Job. Take down each entry exactly as written.

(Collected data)
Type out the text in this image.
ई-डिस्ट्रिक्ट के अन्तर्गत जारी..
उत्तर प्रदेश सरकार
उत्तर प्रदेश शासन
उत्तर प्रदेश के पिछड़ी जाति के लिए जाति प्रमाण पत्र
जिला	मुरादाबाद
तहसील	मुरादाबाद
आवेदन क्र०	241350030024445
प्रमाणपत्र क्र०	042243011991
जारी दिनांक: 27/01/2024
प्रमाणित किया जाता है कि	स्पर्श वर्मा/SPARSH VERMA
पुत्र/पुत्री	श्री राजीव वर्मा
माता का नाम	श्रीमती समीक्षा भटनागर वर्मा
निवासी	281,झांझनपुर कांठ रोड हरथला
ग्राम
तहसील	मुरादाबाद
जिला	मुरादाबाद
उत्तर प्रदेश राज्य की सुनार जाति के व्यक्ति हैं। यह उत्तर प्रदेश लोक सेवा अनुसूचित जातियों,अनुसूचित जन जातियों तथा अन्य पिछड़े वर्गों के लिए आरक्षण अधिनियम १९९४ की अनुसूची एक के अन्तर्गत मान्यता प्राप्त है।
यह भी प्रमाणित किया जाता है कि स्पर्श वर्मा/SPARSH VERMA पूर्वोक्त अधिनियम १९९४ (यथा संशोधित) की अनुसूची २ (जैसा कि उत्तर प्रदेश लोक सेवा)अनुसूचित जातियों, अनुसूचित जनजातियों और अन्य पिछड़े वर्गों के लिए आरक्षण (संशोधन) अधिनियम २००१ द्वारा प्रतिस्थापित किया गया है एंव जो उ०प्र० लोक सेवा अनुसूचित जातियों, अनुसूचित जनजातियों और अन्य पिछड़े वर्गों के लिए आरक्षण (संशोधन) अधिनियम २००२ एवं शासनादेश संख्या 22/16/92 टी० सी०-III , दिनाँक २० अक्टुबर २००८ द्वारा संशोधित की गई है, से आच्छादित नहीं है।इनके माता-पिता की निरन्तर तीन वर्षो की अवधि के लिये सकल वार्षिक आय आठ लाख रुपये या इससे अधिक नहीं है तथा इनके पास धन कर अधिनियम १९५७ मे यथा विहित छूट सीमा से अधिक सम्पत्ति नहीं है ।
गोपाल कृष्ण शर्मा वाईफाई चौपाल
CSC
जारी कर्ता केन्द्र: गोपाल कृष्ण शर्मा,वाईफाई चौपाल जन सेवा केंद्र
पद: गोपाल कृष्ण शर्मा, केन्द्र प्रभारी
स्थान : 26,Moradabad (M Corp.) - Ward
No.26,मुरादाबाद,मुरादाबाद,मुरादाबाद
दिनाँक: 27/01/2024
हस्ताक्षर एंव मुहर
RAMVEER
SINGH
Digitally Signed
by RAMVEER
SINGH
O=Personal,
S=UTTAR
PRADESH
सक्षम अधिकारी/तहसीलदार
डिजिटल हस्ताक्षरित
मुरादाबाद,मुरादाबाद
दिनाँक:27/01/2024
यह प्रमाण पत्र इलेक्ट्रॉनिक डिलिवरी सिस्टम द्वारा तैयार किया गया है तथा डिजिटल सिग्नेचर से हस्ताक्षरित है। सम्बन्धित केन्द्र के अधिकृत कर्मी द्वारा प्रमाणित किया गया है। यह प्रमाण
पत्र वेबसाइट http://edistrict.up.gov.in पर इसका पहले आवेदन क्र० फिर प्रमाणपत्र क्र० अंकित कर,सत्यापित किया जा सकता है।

Worked solution.
Type out the text in this image.
ई-डिस्ट्रिक्ट के अन्तर्गत जारी..
उत्तर प्रदेश सरकार
उत्तर प्रदेश शासन
उत्तर प्रदेश के पिछड़ी जाति के लिए जाति प्रमाण पत्र
जिला	मुरादाबाद
तहसील	मुरादाबाद
आवेदन क्र०	241350030024445
प्रमाणपत्र क्र०	042243011991
जारी दिनांक: 27/01/2024
प्रमाणित किया जाता है कि	स्पर्श वर्मा/SPARSH VERMA
पुत्र/पुत्री	श्री राजीव वर्मा
माता का नाम	श्रीमती समीक्षा भटनागर वर्मा
निवासी	281,झांझनपुर कांठ रोड हरथला
ग्राम
तहसील	मुरादाबाद
जिला	मुरादाबाद
उत्तर प्रदेश राज्य की सुनार जाति के व्यक्ति हैं। यह उत्तर प्रदेश लोक सेवा अनुसूचित जातियों,अनुसूचित जन जातियों तथा अन्य पिछड़े वर्गों के लिए आरक्षण अधिनियम १९९४ की अनुसूची एक के अन्तर्गत मान्यता प्राप्त है।
यह भी प्रमाणित किया जाता है कि स्पर्श वर्मा/SPARSH VERMA पूर्वोक्त अधिनियम १९९४ (यथा संशोधित) की अनुसूची २ (जैसा कि उत्तर प्रदेश लोक सेवा)अनुसूचित जातियों, अनुसूचित जनजातियों और अन्य पिछड़े वर्गों के लिए आरक्षण (संशोधन) अधिनियम २००१ द्वारा प्रतिस्थापित किया गया है एंव जो उ०प्र० लोक सेवा अनुसूचित जातियों, अनुसूचित जनजातियों और अन्य पिछड़े वर्गों के लिए आरक्षण (संशोधन) अधिनियम २००२ एवं शासनादेश संख्या 22/16/92 टी० सी०-III , दिनाँक २० अक्टुबर २००८ द्वारा संशोधित की गई है, से आच्छादित नहीं है।इनके माता-पिता की निरन्तर तीन वर्षो की अवधि के लिये सकल वार्षिक आय आठ लाख रुपये या इससे अधिक नहीं है तथा इनके पास धन कर अधिनियम १९५७ मे यथा विहित छूट सीमा से अधिक सम्पत्ति नहीं है ।
गोपाल कृष्ण शर्मा वाईफाई चौपाल
CSC
जारी कर्ता केन्द्र: गोपाल कृष्ण शर्मा,वाईफाई चौपाल जन सेवा केंद्र
पद: गोपाल कृष्ण शर्मा, केन्द्र प्रभारी
स्थान : 26,Moradabad (M Corp.) - Ward
No.26,मुरादाबाद,मुरादाबाद,मुरादाबाद
दिनाँक: 27/01/2024
हस्ताक्षर एंव मुहर
RAMVEER
SINGH
Digitally Signed
by RAMVEER
SINGH
O=Personal,
S=UTTAR
PRADESH
सक्षम अधिकारी/तहसीलदार
डिजिटल हस्ताक्षरित
मुरादाबाद,मुरादाबाद
दिनाँक:27/01/2024
यह प्रमाण पत्र इलेक्ट्रॉनिक डिलिवरी सिस्टम द्वारा तैयार किया गया है तथा डिजिटल सिग्नेचर से हस्ताक्षरित है। सम्बन्धित केन्द्र के अधिकृत कर्मी द्वारा प्रमाणित किया गया है। यह प्रमाण
पत्र वेबसाइट http://edistrict.up.gov.in पर इसका पहले आवेदन क्र० फिर प्रमाणपत्र क्र० अंकित कर,सत्यापित किया जा सकता है।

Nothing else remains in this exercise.